WORK TO DO:
Restate the material word for word and leave out anything that is a picture.

(Source records)
--------
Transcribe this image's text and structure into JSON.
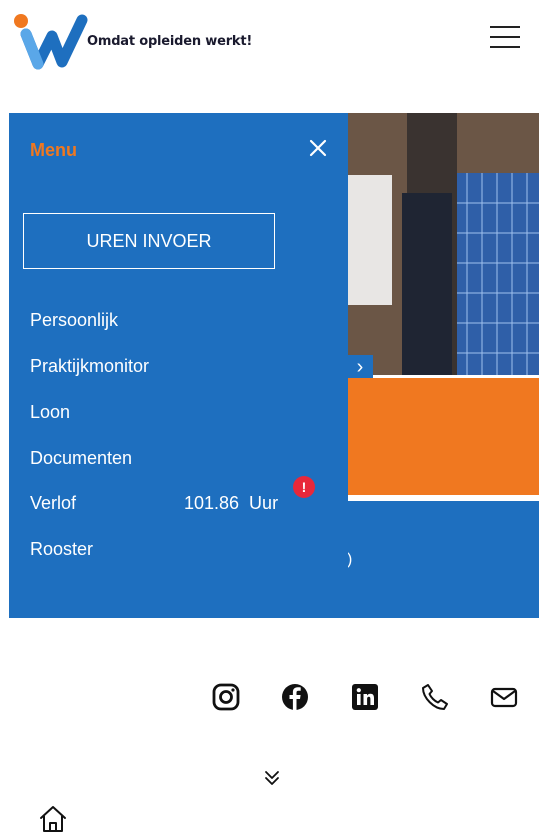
{
  "header": {
    "tagline": "Omdat opleiden werkt!",
    "logo_icon": "w-logo-icon",
    "menu_icon": "hamburger-icon"
  },
  "menu": {
    "title": "Menu",
    "close_icon": "close-icon",
    "hours_button": "UREN INVOER",
    "items": [
      {
        "label": "Persoonlijk"
      },
      {
        "label": "Praktijkmonitor"
      },
      {
        "label": "Loon"
      },
      {
        "label": "Documenten"
      },
      {
        "label": "Verlof",
        "value": "101.86  Uur",
        "badge": "!"
      },
      {
        "label": "Rooster"
      }
    ]
  },
  "social": [
    "instagram-icon",
    "facebook-icon",
    "linkedin-icon",
    "phone-icon",
    "mail-icon"
  ],
  "footer": {
    "scroll_icon": "chevron-double-down-icon",
    "home_icon": "home-icon"
  },
  "colors": {
    "menu_bg": "#1e6fbf",
    "accent_orange": "#f07820",
    "alert_red": "#e8283a"
  }
}
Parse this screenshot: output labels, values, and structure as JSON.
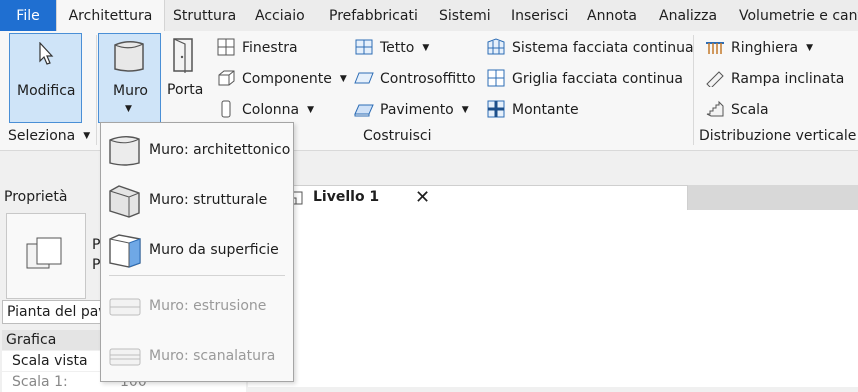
{
  "tabs": {
    "file": "File",
    "architettura": "Architettura",
    "struttura": "Struttura",
    "acciaio": "Acciaio",
    "prefabbricati": "Prefabbricati",
    "sistemi": "Sistemi",
    "inserisci": "Inserisci",
    "annota": "Annota",
    "analizza": "Analizza",
    "volumetrie": "Volumetrie e cant"
  },
  "ribbon": {
    "modifica": "Modifica",
    "muro": "Muro",
    "porta": "Porta",
    "finestra": "Finestra",
    "componente": "Componente",
    "colonna": "Colonna",
    "tetto": "Tetto",
    "controsoffitto": "Controsoffitto",
    "pavimento": "Pavimento",
    "sistema_facciata": "Sistema facciata continua",
    "griglia_facciata": "Griglia facciata continua",
    "montante": "Montante",
    "ringhiera": "Ringhiera",
    "rampa": "Rampa inclinata",
    "scala": "Scala",
    "panel_seleziona": "Seleziona",
    "panel_costruisci": "Costruisci",
    "panel_distribuzione": "Distribuzione verticale"
  },
  "properties": {
    "title": "Proprietà",
    "type_selector": "Pianta del pav",
    "section": "Grafica",
    "row1": "Scala vista",
    "row2": "Scala 1:",
    "row2_value": "100",
    "thumb_text_a": "P",
    "thumb_text_b": "P"
  },
  "view": {
    "tab_label": "Livello 1",
    "close": "✕"
  },
  "dropdown": {
    "items": [
      {
        "label": "Muro: architettonico",
        "enabled": true
      },
      {
        "label": "Muro: strutturale",
        "enabled": true
      },
      {
        "label": "Muro da superficie",
        "enabled": true
      },
      {
        "label": "Muro: estrusione",
        "enabled": false
      },
      {
        "label": "Muro: scanalatura",
        "enabled": false
      }
    ]
  },
  "colors": {
    "file_tab": "#1f6fd1",
    "selected_button": "#cfe4f8",
    "selected_border": "#4a8fd6",
    "disabled_text": "#9a9a9a"
  }
}
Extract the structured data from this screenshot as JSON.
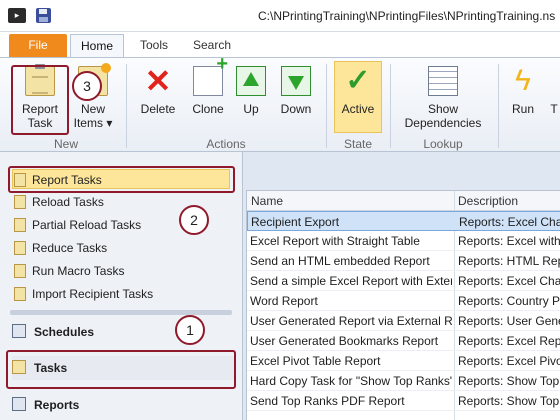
{
  "window": {
    "title": "C:\\NPrintingTraining\\NPrintingFiles\\NPrintingTraining.ns"
  },
  "tabs": [
    {
      "label": "File"
    },
    {
      "label": "Home"
    },
    {
      "label": "Tools"
    },
    {
      "label": "Search"
    }
  ],
  "ribbon": {
    "report_task_line1": "Report",
    "report_task_line2": "Task",
    "new_items_line1": "New",
    "new_items_line2": "Items ▾",
    "group_new": "New",
    "delete": "Delete",
    "clone": "Clone",
    "up": "Up",
    "down": "Down",
    "group_actions": "Actions",
    "active": "Active",
    "group_state": "State",
    "show_dep_line1": "Show",
    "show_dep_line2": "Dependencies",
    "group_lookup": "Lookup",
    "run": "Run",
    "cut_label": "T"
  },
  "sidebar": {
    "items": [
      {
        "label": "Report Tasks"
      },
      {
        "label": "Reload Tasks"
      },
      {
        "label": "Partial Reload Tasks"
      },
      {
        "label": "Reduce Tasks"
      },
      {
        "label": "Run Macro Tasks"
      },
      {
        "label": "Import Recipient Tasks"
      }
    ],
    "sections": [
      {
        "label": "Schedules"
      },
      {
        "label": "Tasks"
      },
      {
        "label": "Reports"
      }
    ]
  },
  "grid": {
    "headers": {
      "name": "Name",
      "description": "Description"
    },
    "rows": [
      {
        "name": "Recipient Export",
        "desc": "Reports: Excel Chart"
      },
      {
        "name": "Excel Report with Straight Table",
        "desc": "Reports: Excel with St"
      },
      {
        "name": "Send an HTML embedded Report",
        "desc": "Reports: HTML Rep"
      },
      {
        "name": "Send a simple Excel Report with External",
        "desc": "Reports: Excel Chart"
      },
      {
        "name": "Word Report",
        "desc": "Reports: Country Pa"
      },
      {
        "name": "User Generated Report via External Req",
        "desc": "Reports: User Gener"
      },
      {
        "name": "User Generated Bookmarks Report",
        "desc": "Reports: Excel Repo"
      },
      {
        "name": "Excel Pivot Table Report",
        "desc": "Reports: Excel Pivot"
      },
      {
        "name": "Hard Copy Task for \"Show Top Ranks\"",
        "desc": "Reports: Show Top"
      },
      {
        "name": "Send Top Ranks PDF Report",
        "desc": "Reports: Show Top"
      }
    ]
  },
  "callouts": {
    "one": "1",
    "two": "2",
    "three": "3"
  }
}
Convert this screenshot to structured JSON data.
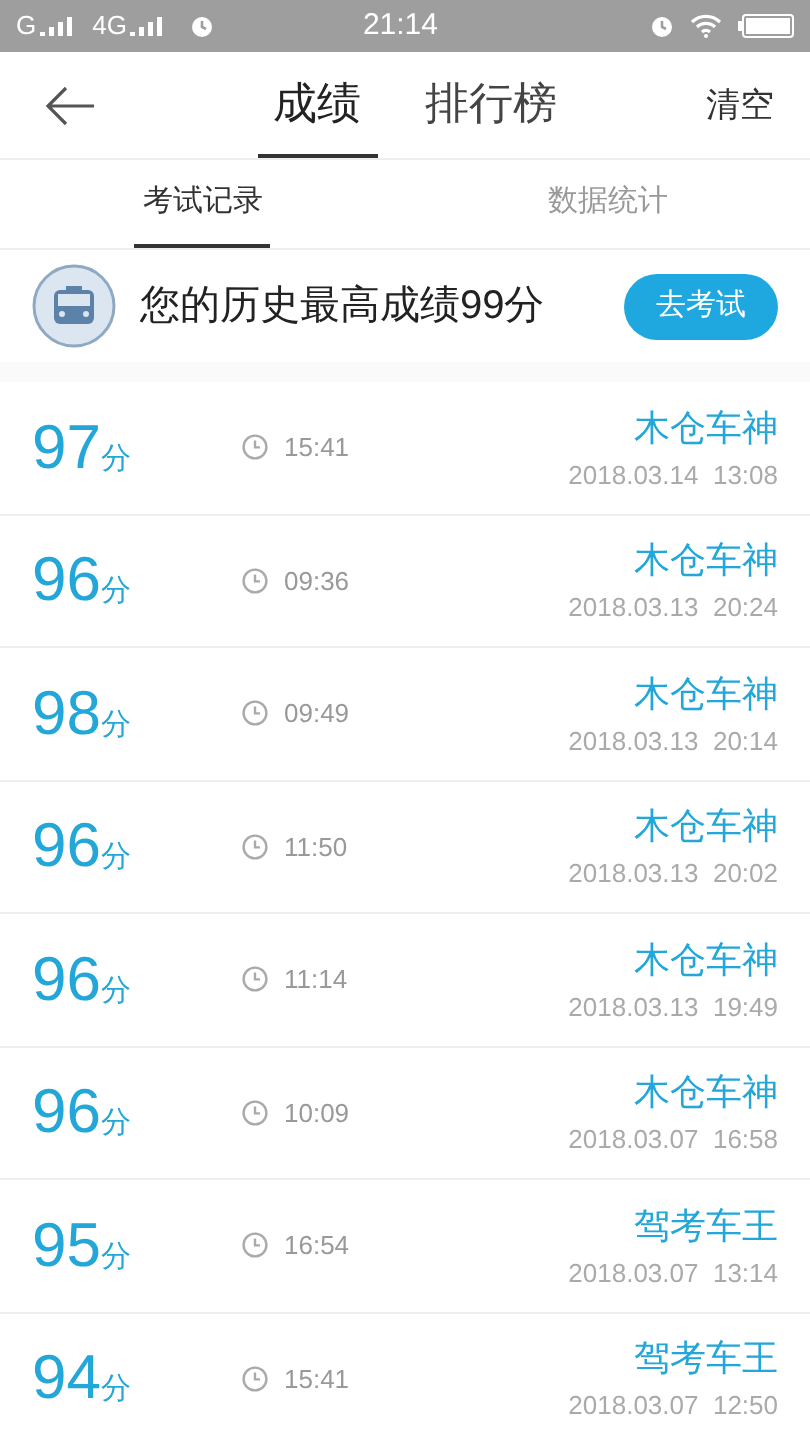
{
  "status_bar": {
    "carrier_1": "G",
    "carrier_2": "4G",
    "time": "21:14"
  },
  "header": {
    "tabs": [
      {
        "label": "成绩",
        "selected": true
      },
      {
        "label": "排行榜",
        "selected": false
      }
    ],
    "action": "清空"
  },
  "sub_tabs": [
    {
      "label": "考试记录",
      "selected": true
    },
    {
      "label": "数据统计",
      "selected": false
    }
  ],
  "banner": {
    "text": "您的历史最高成绩99分",
    "button": "去考试"
  },
  "records": [
    {
      "score": "97",
      "unit": "分",
      "duration": "15:41",
      "title": "木仓车神",
      "date": "2018.03.14  13:08"
    },
    {
      "score": "96",
      "unit": "分",
      "duration": "09:36",
      "title": "木仓车神",
      "date": "2018.03.13  20:24"
    },
    {
      "score": "98",
      "unit": "分",
      "duration": "09:49",
      "title": "木仓车神",
      "date": "2018.03.13  20:14"
    },
    {
      "score": "96",
      "unit": "分",
      "duration": "11:50",
      "title": "木仓车神",
      "date": "2018.03.13  20:02"
    },
    {
      "score": "96",
      "unit": "分",
      "duration": "11:14",
      "title": "木仓车神",
      "date": "2018.03.13  19:49"
    },
    {
      "score": "96",
      "unit": "分",
      "duration": "10:09",
      "title": "木仓车神",
      "date": "2018.03.07  16:58"
    },
    {
      "score": "95",
      "unit": "分",
      "duration": "16:54",
      "title": "驾考车王",
      "date": "2018.03.07  13:14"
    },
    {
      "score": "94",
      "unit": "分",
      "duration": "15:41",
      "title": "驾考车王",
      "date": "2018.03.07  12:50"
    }
  ]
}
--------
TASK OUTPUT:
Transcribe this image's text and structure into JSON.
{
  "header": {
    "tagline": "Omdat opleiden werkt!",
    "logo_icon": "w-logo-icon",
    "menu_icon": "hamburger-icon"
  },
  "menu": {
    "title": "Menu",
    "close_icon": "close-icon",
    "hours_button": "UREN INVOER",
    "items": [
      {
        "label": "Persoonlijk"
      },
      {
        "label": "Praktijkmonitor"
      },
      {
        "label": "Loon"
      },
      {
        "label": "Documenten"
      },
      {
        "label": "Verlof",
        "value": "101.86  Uur",
        "badge": "!"
      },
      {
        "label": "Rooster"
      }
    ]
  },
  "social": [
    "instagram-icon",
    "facebook-icon",
    "linkedin-icon",
    "phone-icon",
    "mail-icon"
  ],
  "footer": {
    "scroll_icon": "chevron-double-down-icon",
    "home_icon": "home-icon"
  },
  "colors": {
    "menu_bg": "#1e6fbf",
    "accent_orange": "#f07820",
    "alert_red": "#e8283a"
  }
}
Parse this screenshot: output labels, values, and structure as JSON.
{
  "tabs": {
    "file": "File",
    "architettura": "Architettura",
    "struttura": "Struttura",
    "acciaio": "Acciaio",
    "prefabbricati": "Prefabbricati",
    "sistemi": "Sistemi",
    "inserisci": "Inserisci",
    "annota": "Annota",
    "analizza": "Analizza",
    "volumetrie": "Volumetrie e cant"
  },
  "ribbon": {
    "modifica": "Modifica",
    "muro": "Muro",
    "porta": "Porta",
    "finestra": "Finestra",
    "componente": "Componente",
    "colonna": "Colonna",
    "tetto": "Tetto",
    "controsoffitto": "Controsoffitto",
    "pavimento": "Pavimento",
    "sistema_facciata": "Sistema facciata continua",
    "griglia_facciata": "Griglia facciata continua",
    "montante": "Montante",
    "ringhiera": "Ringhiera",
    "rampa": "Rampa inclinata",
    "scala": "Scala",
    "panel_seleziona": "Seleziona",
    "panel_costruisci": "Costruisci",
    "panel_distribuzione": "Distribuzione verticale"
  },
  "properties": {
    "title": "Proprietà",
    "type_selector": "Pianta del pav",
    "section": "Grafica",
    "row1": "Scala vista",
    "row2": "Scala 1:",
    "row2_value": "100",
    "thumb_text_a": "P",
    "thumb_text_b": "P"
  },
  "view": {
    "tab_label": "Livello 1",
    "close": "✕"
  },
  "dropdown": {
    "items": [
      {
        "label": "Muro: architettonico",
        "enabled": true
      },
      {
        "label": "Muro: strutturale",
        "enabled": true
      },
      {
        "label": "Muro da superficie",
        "enabled": true
      },
      {
        "label": "Muro: estrusione",
        "enabled": false
      },
      {
        "label": "Muro: scanalatura",
        "enabled": false
      }
    ]
  },
  "colors": {
    "file_tab": "#1f6fd1",
    "selected_button": "#cfe4f8",
    "selected_border": "#4a8fd6",
    "disabled_text": "#9a9a9a"
  }
}
Extract the structured data from this screenshot as JSON.
{
  "window": {
    "title": "C:\\NPrintingTraining\\NPrintingFiles\\NPrintingTraining.ns"
  },
  "tabs": [
    {
      "label": "File"
    },
    {
      "label": "Home"
    },
    {
      "label": "Tools"
    },
    {
      "label": "Search"
    }
  ],
  "ribbon": {
    "report_task_line1": "Report",
    "report_task_line2": "Task",
    "new_items_line1": "New",
    "new_items_line2": "Items ▾",
    "group_new": "New",
    "delete": "Delete",
    "clone": "Clone",
    "up": "Up",
    "down": "Down",
    "group_actions": "Actions",
    "active": "Active",
    "group_state": "State",
    "show_dep_line1": "Show",
    "show_dep_line2": "Dependencies",
    "group_lookup": "Lookup",
    "run": "Run",
    "cut_label": "T"
  },
  "sidebar": {
    "items": [
      {
        "label": "Report Tasks"
      },
      {
        "label": "Reload Tasks"
      },
      {
        "label": "Partial Reload Tasks"
      },
      {
        "label": "Reduce Tasks"
      },
      {
        "label": "Run Macro Tasks"
      },
      {
        "label": "Import Recipient Tasks"
      }
    ],
    "sections": [
      {
        "label": "Schedules"
      },
      {
        "label": "Tasks"
      },
      {
        "label": "Reports"
      }
    ]
  },
  "grid": {
    "headers": {
      "name": "Name",
      "description": "Description"
    },
    "rows": [
      {
        "name": "Recipient Export",
        "desc": "Reports: Excel Chart"
      },
      {
        "name": "Excel Report with Straight Table",
        "desc": "Reports: Excel with St"
      },
      {
        "name": "Send an HTML embedded Report",
        "desc": "Reports: HTML Rep"
      },
      {
        "name": "Send a simple Excel Report with External",
        "desc": "Reports: Excel Chart"
      },
      {
        "name": "Word Report",
        "desc": "Reports: Country Pa"
      },
      {
        "name": "User Generated Report via External Req",
        "desc": "Reports: User Gener"
      },
      {
        "name": "User Generated Bookmarks Report",
        "desc": "Reports: Excel Repo"
      },
      {
        "name": "Excel Pivot Table Report",
        "desc": "Reports: Excel Pivot"
      },
      {
        "name": "Hard Copy Task for \"Show Top Ranks\"",
        "desc": "Reports: Show Top"
      },
      {
        "name": "Send Top Ranks PDF Report",
        "desc": "Reports: Show Top"
      }
    ]
  },
  "callouts": {
    "one": "1",
    "two": "2",
    "three": "3"
  }
}
Convert this screenshot to structured JSON data.
{
  "status_bar": {
    "carrier_1": "G",
    "carrier_2": "4G",
    "time": "21:14"
  },
  "header": {
    "tabs": [
      {
        "label": "成绩",
        "selected": true
      },
      {
        "label": "排行榜",
        "selected": false
      }
    ],
    "action": "清空"
  },
  "sub_tabs": [
    {
      "label": "考试记录",
      "selected": true
    },
    {
      "label": "数据统计",
      "selected": false
    }
  ],
  "banner": {
    "text": "您的历史最高成绩99分",
    "button": "去考试"
  },
  "records": [
    {
      "score": "97",
      "unit": "分",
      "duration": "15:41",
      "title": "木仓车神",
      "date": "2018.03.14  13:08"
    },
    {
      "score": "96",
      "unit": "分",
      "duration": "09:36",
      "title": "木仓车神",
      "date": "2018.03.13  20:24"
    },
    {
      "score": "98",
      "unit": "分",
      "duration": "09:49",
      "title": "木仓车神",
      "date": "2018.03.13  20:14"
    },
    {
      "score": "96",
      "unit": "分",
      "duration": "11:50",
      "title": "木仓车神",
      "date": "2018.03.13  20:02"
    },
    {
      "score": "96",
      "unit": "分",
      "duration": "11:14",
      "title": "木仓车神",
      "date": "2018.03.13  19:49"
    },
    {
      "score": "96",
      "unit": "分",
      "duration": "10:09",
      "title": "木仓车神",
      "date": "2018.03.07  16:58"
    },
    {
      "score": "95",
      "unit": "分",
      "duration": "16:54",
      "title": "驾考车王",
      "date": "2018.03.07  13:14"
    },
    {
      "score": "94",
      "unit": "分",
      "duration": "15:41",
      "title": "驾考车王",
      "date": "2018.03.07  12:50"
    }
  ]
}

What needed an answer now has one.